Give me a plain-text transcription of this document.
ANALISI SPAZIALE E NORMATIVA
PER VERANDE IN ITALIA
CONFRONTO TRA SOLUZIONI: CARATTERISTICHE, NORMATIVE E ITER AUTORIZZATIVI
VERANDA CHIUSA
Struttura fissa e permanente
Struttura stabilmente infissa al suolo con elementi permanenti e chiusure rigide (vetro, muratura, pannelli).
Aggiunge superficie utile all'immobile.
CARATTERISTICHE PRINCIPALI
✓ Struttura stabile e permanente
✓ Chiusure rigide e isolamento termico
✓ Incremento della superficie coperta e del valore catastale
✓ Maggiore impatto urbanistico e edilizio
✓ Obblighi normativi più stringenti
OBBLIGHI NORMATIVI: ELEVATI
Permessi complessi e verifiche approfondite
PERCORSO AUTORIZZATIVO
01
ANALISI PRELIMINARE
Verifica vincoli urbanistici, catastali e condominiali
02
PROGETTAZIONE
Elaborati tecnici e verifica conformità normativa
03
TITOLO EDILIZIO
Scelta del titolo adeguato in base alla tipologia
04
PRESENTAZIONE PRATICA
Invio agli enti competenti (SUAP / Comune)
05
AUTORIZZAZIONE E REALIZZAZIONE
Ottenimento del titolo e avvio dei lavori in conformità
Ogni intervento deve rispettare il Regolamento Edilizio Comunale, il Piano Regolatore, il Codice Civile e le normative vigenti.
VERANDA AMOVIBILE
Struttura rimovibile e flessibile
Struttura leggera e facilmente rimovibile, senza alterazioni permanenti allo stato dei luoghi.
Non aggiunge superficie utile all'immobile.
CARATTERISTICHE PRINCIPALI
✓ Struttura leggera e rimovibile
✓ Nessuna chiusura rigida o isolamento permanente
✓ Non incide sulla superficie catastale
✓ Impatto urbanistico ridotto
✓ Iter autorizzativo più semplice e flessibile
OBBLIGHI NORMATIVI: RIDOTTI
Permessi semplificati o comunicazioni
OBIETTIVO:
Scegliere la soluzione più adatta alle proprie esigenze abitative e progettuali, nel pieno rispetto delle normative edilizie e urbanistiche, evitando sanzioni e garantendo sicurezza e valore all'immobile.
□ □ □ □ □
## [Exercise directions]
Within the data above, pick out all lines holding the word "rigide".

## [Answer in full]
Struttura stabilmente infissa al suolo con elementi permanenti e chiusure rigide (vetro, muratura, pannelli).
✓ Chiusure rigide e isolamento termico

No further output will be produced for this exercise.